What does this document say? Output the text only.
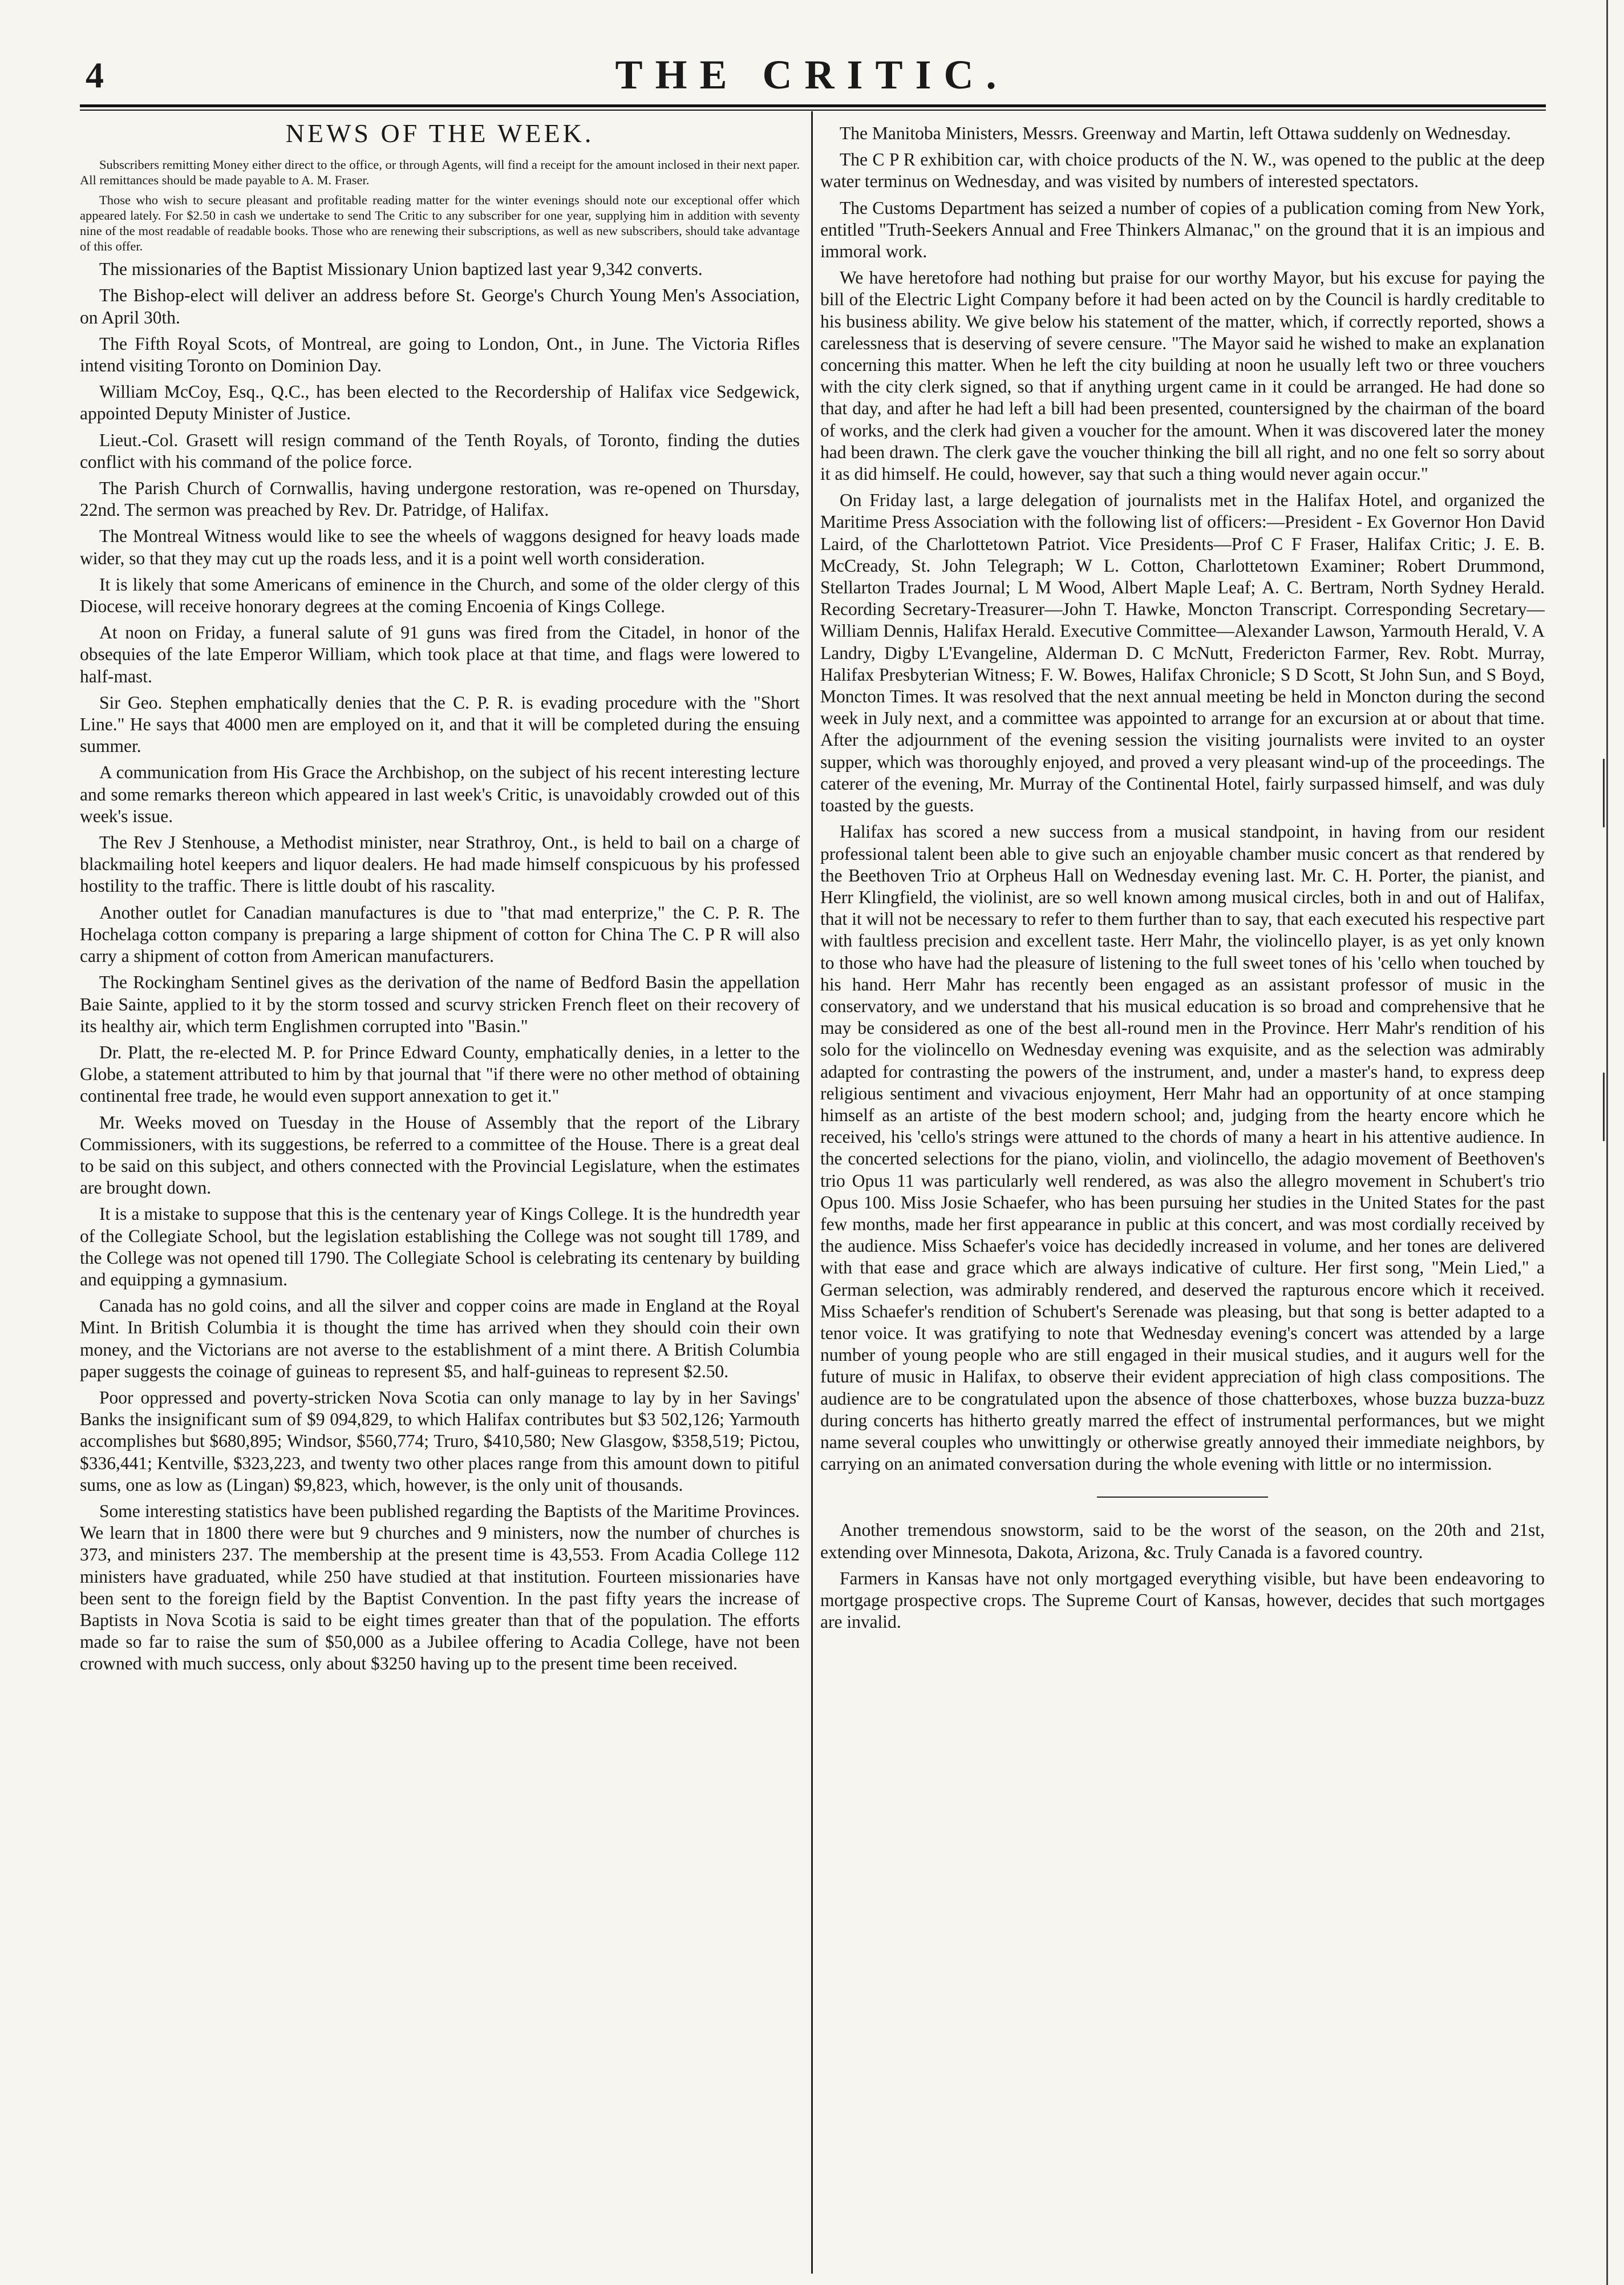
4	THE CRITIC.
NEWS OF THE WEEK.

Subscribers remitting Money either direct to the office, or through Agents, will find a receipt for the amount inclosed in their next paper. All remittances should be made payable to A. M. Fraser.

Those who wish to secure pleasant and profitable reading matter for the winter evenings should note our exceptional offer which appeared lately. For $2.50 in cash we undertake to send The Critic to any subscriber for one year, supplying him in addition with seventy nine of the most readable of readable books. Those who are renewing their subscriptions, as well as new subscribers, should take advantage of this offer.

The missionaries of the Baptist Missionary Union baptized last year 9,342 converts.

The Bishop-elect will deliver an address before St. George's Church Young Men's Association, on April 30th.

The Fifth Royal Scots, of Montreal, are going to London, Ont., in June. The Victoria Rifles intend visiting Toronto on Dominion Day.

William McCoy, Esq., Q.C., has been elected to the Recordership of Halifax vice Sedgewick, appointed Deputy Minister of Justice.

Lieut.-Col. Grasett will resign command of the Tenth Royals, of Toronto, finding the duties conflict with his command of the police force.

The Parish Church of Cornwallis, having undergone restoration, was re-opened on Thursday, 22nd. The sermon was preached by Rev. Dr. Patridge, of Halifax.

The Montreal Witness would like to see the wheels of waggons designed for heavy loads made wider, so that they may cut up the roads less, and it is a point well worth consideration.

It is likely that some Americans of eminence in the Church, and some of the older clergy of this Diocese, will receive honorary degrees at the coming Encoenia of Kings College.

At noon on Friday, a funeral salute of 91 guns was fired from the Citadel, in honor of the obsequies of the late Emperor William, which took place at that time, and flags were lowered to half-mast.

Sir Geo. Stephen emphatically denies that the C. P. R. is evading procedure with the "Short Line." He says that 4000 men are employed on it, and that it will be completed during the ensuing summer.

A communication from His Grace the Archbishop, on the subject of his recent interesting lecture and some remarks thereon which appeared in last week's Critic, is unavoidably crowded out of this week's issue.

The Rev J Stenhouse, a Methodist minister, near Strathroy, Ont., is held to bail on a charge of blackmailing hotel keepers and liquor dealers. He had made himself conspicuous by his professed hostility to the traffic. There is little doubt of his rascality.

Another outlet for Canadian manufactures is due to "that mad enterprize," the C. P. R. The Hochelaga cotton company is preparing a large shipment of cotton for China The C. P R will also carry a shipment of cotton from American manufacturers.

The Rockingham Sentinel gives as the derivation of the name of Bedford Basin the appellation Baie Sainte, applied to it by the storm tossed and scurvy stricken French fleet on their recovery of its healthy air, which term Englishmen corrupted into "Basin."

Dr. Platt, the re-elected M. P. for Prince Edward County, emphatically denies, in a letter to the Globe, a statement attributed to him by that journal that "if there were no other method of obtaining continental free trade, he would even support annexation to get it."

Mr. Weeks moved on Tuesday in the House of Assembly that the report of the Library Commissioners, with its suggestions, be referred to a committee of the House. There is a great deal to be said on this subject, and others connected with the Provincial Legislature, when the estimates are brought down.

It is a mistake to suppose that this is the centenary year of Kings College. It is the hundredth year of the Collegiate School, but the legislation establishing the College was not sought till 1789, and the College was not opened till 1790. The Collegiate School is celebrating its centenary by building and equipping a gymnasium.

Canada has no gold coins, and all the silver and copper coins are made in England at the Royal Mint. In British Columbia it is thought the time has arrived when they should coin their own money, and the Victorians are not averse to the establishment of a mint there. A British Columbia paper suggests the coinage of guineas to represent $5, and half-guineas to represent $2.50.

Poor oppressed and poverty-stricken Nova Scotia can only manage to lay by in her Savings' Banks the insignificant sum of $9 094,829, to which Halifax contributes but $3 502,126; Yarmouth accomplishes but $680,895; Windsor, $560,774; Truro, $410,580; New Glasgow, $358,519; Pictou, $336,441; Kentville, $323,223, and twenty two other places range from this amount down to pitiful sums, one as low as (Lingan) $9,823, which, however, is the only unit of thousands.

Some interesting statistics have been published regarding the Baptists of the Maritime Provinces. We learn that in 1800 there were but 9 churches and 9 ministers, now the number of churches is 373, and ministers 237. The membership at the present time is 43,553. From Acadia College 112 ministers have graduated, while 250 have studied at that institution. Fourteen missionaries have been sent to the foreign field by the Baptist Convention. In the past fifty years the increase of Baptists in Nova Scotia is said to be eight times greater than that of the population. The efforts made so far to raise the sum of $50,000 as a Jubilee offering to Acadia College, have not been crowned with much success, only about $3250 having up to the present time been received.

The Manitoba Ministers, Messrs. Greenway and Martin, left Ottawa suddenly on Wednesday.

The C P R exhibition car, with choice products of the N. W., was opened to the public at the deep water terminus on Wednesday, and was visited by numbers of interested spectators.

The Customs Department has seized a number of copies of a publication coming from New York, entitled "Truth-Seekers Annual and Free Thinkers Almanac," on the ground that it is an impious and immoral work.

We have heretofore had nothing but praise for our worthy Mayor, but his excuse for paying the bill of the Electric Light Company before it had been acted on by the Council is hardly creditable to his business ability. We give below his statement of the matter, which, if correctly reported, shows a carelessness that is deserving of severe censure. "The Mayor said he wished to make an explanation concerning this matter. When he left the city building at noon he usually left two or three vouchers with the city clerk signed, so that if anything urgent came in it could be arranged. He had done so that day, and after he had left a bill had been presented, countersigned by the chairman of the board of works, and the clerk had given a voucher for the amount. When it was discovered later the money had been drawn. The clerk gave the voucher thinking the bill all right, and no one felt so sorry about it as did himself. He could, however, say that such a thing would never again occur."

On Friday last, a large delegation of journalists met in the Halifax Hotel, and organized the Maritime Press Association with the following list of officers:—President - Ex Governor Hon David Laird, of the Charlottetown Patriot. Vice Presidents—Prof C F Fraser, Halifax Critic; J. E. B. McCready, St. John Telegraph; W L. Cotton, Charlottetown Examiner; Robert Drummond, Stellarton Trades Journal; L M Wood, Albert Maple Leaf; A. C. Bertram, North Sydney Herald. Recording Secretary-Treasurer—John T. Hawke, Moncton Transcript. Corresponding Secretary—William Dennis, Halifax Herald. Executive Committee—Alexander Lawson, Yarmouth Herald, V. A Landry, Digby L'Evangeline, Alderman D. C McNutt, Fredericton Farmer, Rev. Robt. Murray, Halifax Presbyterian Witness; F. W. Bowes, Halifax Chronicle; S D Scott, St John Sun, and S Boyd, Moncton Times. It was resolved that the next annual meeting be held in Moncton during the second week in July next, and a committee was appointed to arrange for an excursion at or about that time. After the adjournment of the evening session the visiting journalists were invited to an oyster supper, which was thoroughly enjoyed, and proved a very pleasant wind-up of the proceedings. The caterer of the evening, Mr. Murray of the Continental Hotel, fairly surpassed himself, and was duly toasted by the guests.

Halifax has scored a new success from a musical standpoint, in having from our resident professional talent been able to give such an enjoyable chamber music concert as that rendered by the Beethoven Trio at Orpheus Hall on Wednesday evening last. Mr. C. H. Porter, the pianist, and Herr Klingfield, the violinist, are so well known among musical circles, both in and out of Halifax, that it will not be necessary to refer to them further than to say, that each executed his respective part with faultless precision and excellent taste. Herr Mahr, the violincello player, is as yet only known to those who have had the pleasure of listening to the full sweet tones of his 'cello when touched by his hand. Herr Mahr has recently been engaged as an assistant professor of music in the conservatory, and we understand that his musical education is so broad and comprehensive that he may be considered as one of the best all-round men in the Province. Herr Mahr's rendition of his solo for the violincello on Wednesday evening was exquisite, and as the selection was admirably adapted for contrasting the powers of the instrument, and, under a master's hand, to express deep religious sentiment and vivacious enjoyment, Herr Mahr had an opportunity of at once stamping himself as an artiste of the best modern school; and, judging from the hearty encore which he received, his 'cello's strings were attuned to the chords of many a heart in his attentive audience. In the concerted selections for the piano, violin, and violincello, the adagio movement of Beethoven's trio Opus 11 was particularly well rendered, as was also the allegro movement in Schubert's trio Opus 100. Miss Josie Schaefer, who has been pursuing her studies in the United States for the past few months, made her first appearance in public at this concert, and was most cordially received by the audience. Miss Schaefer's voice has decidedly increased in volume, and her tones are delivered with that ease and grace which are always indicative of culture. Her first song, "Mein Lied," a German selection, was admirably rendered, and deserved the rapturous encore which it received. Miss Schaefer's rendition of Schubert's Serenade was pleasing, but that song is better adapted to a tenor voice. It was gratifying to note that Wednesday evening's concert was attended by a large number of young people who are still engaged in their musical studies, and it augurs well for the future of music in Halifax, to observe their evident appreciation of high class compositions. The audience are to be congratulated upon the absence of those chatterboxes, whose buzza buzza-buzz during concerts has hitherto greatly marred the effect of instrumental performances, but we might name several couples who unwittingly or otherwise greatly annoyed their immediate neighbors, by carrying on an animated conversation during the whole evening with little or no intermission.

Another tremendous snowstorm, said to be the worst of the season, on the 20th and 21st, extending over Minnesota, Dakota, Arizona, &c. Truly Canada is a favored country.

Farmers in Kansas have not only mortgaged everything visible, but have been endeavoring to mortgage prospective crops. The Supreme Court of Kansas, however, decides that such mortgages are invalid.
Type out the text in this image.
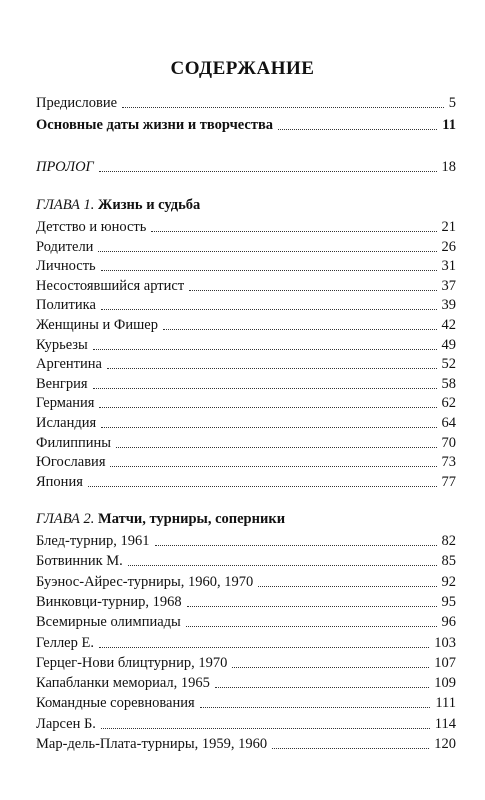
СОДЕРЖАНИЕ
Предисловие	5
Основные даты жизни и творчества	11
ПРОЛОГ	18
ГЛАВА 1. Жизнь и судьба
Детство и юность	21
Родители	26
Личность	31
Несостоявшийся артист	37
Политика	39
Женщины и Фишер	42
Курьезы	49
Аргентина	52
Венгрия	58
Германия	62
Исландия	64
Филиппины	70
Югославия	73
Япония	77
ГЛАВА 2. Матчи, турниры, соперники
Блед-турнир, 1961	82
Ботвинник М.	85
Буэнос-Айрес-турниры, 1960, 1970	92
Винковци-турнир, 1968	95
Всемирные олимпиады	96
Геллер Е.	103
Герцег-Нови блицтурнир, 1970	107
Капабланки мемориал, 1965	109
Командные соревнования	111
Ларсен Б.	114
Мар-дель-Плата-турниры, 1959, 1960	120
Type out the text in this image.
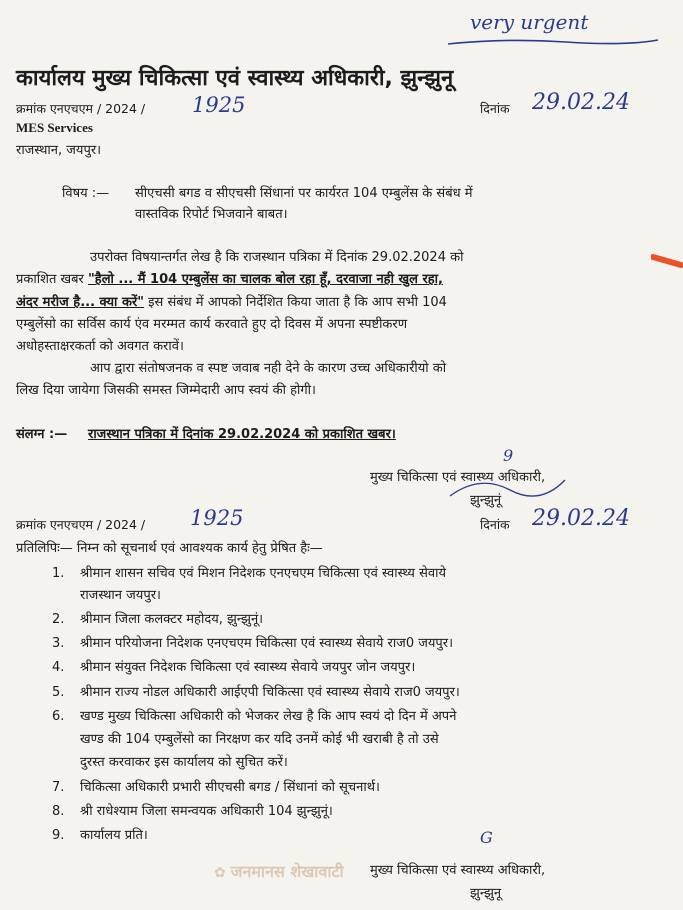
very urgent
कार्यालय मुख्य चिकित्सा एवं स्वास्थ्य अधिकारी, झुन्झुनू
क्रमांक एनएचएम / 2024 / 1925	दिनांक 29.02.24
MES Services
राजस्थान, जयपुर।
विषय :— सीएचसी बगड व सीएचसी सिंधानां पर कार्यरत 104 एम्बुलेंस के संबंध में
वास्तविक रिपोर्ट भिजवाने बाबत।
उपरोक्त विषयान्तर्गत लेख है कि राजस्थान पत्रिका में दिनांक 29.02.2024 को
प्रकाशित खबर "हैलो ... मैं 104 एम्बुलेंस का चालक बोल रहा हूँ, दरवाजा नही खुल रहा,
अंदर मरीज है... क्या करें" इस संबंध में आपको निर्देशित किया जाता है कि आप सभी 104
एम्बुलेंसो का सर्विस कार्य एंव मरम्मत कार्य करवाते हुए दो दिवस में अपना स्पष्टीकरण
अधोहस्ताक्षरकर्ता को अवगत करावें।
आप द्वारा संतोषजनक व स्पष्ट जवाब नही देने के कारण उच्च अधिकारीयो को
लिख दिया जायेगा जिसकी समस्त जिम्मेदारी आप स्वयं की होगी।
संलग्न :— राजस्थान पत्रिका में दिनांक 29.02.2024 को प्रकाशित खबर।
9
मुख्य चिकित्सा एवं स्वास्थ्य अधिकारी,
झुन्झुनूं
क्रमांक एनएचएम / 2024 / 1925	दिनांक 29.02.24
प्रतिलिपिः— निम्न को सूचनार्थ एवं आवश्यक कार्य हेतु प्रेषित हैः—
1. श्रीमान शासन सचिव एवं मिशन निदेशक एनएचएम चिकित्सा एवं स्वास्थ्य सेवाये
राजस्थान जयपुर।
2. श्रीमान जिला कलक्टर महोदय, झुन्झुनूं।
3. श्रीमान परियोजना निदेशक एनएचएम चिकित्सा एवं स्वास्थ्य सेवाये राज0 जयपुर।
4. श्रीमान संयुक्त निदेशक चिकित्सा एवं स्वास्थ्य सेवाये जयपुर जोन जयपुर।
5. श्रीमान राज्य नोडल अधिकारी आईएपी चिकित्सा एवं स्वास्थ्य सेवाये राज0 जयपुर।
6. खण्ड मुख्य चिकित्सा अधिकारी को भेजकर लेख है कि आप स्वयं दो दिन में अपने
खण्ड की 104 एम्बुलेंसो का निरक्षण कर यदि उनमें कोई भी खराबी है तो उसे
दुरस्त करवाकर इस कार्यालय को सुचित करें।
7. चिकित्सा अधिकारी प्रभारी सीएचसी बगड / सिंधानां को सूचनार्थ।
8. श्री राधेश्याम जिला समन्वयक अधिकारी 104 झुन्झुनूं।
9. कार्यालय प्रति।	G
मुख्य चिकित्सा एवं स्वास्थ्य अधिकारी,
झुन्झुनू
✿ जनमानस शेखावाटी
------------------------------------------------------------------------
- [Instructions to follow]:
What is the number of lines that contain "एनएचएम"? Reply with that number alone.

- [Solved exercise]:
4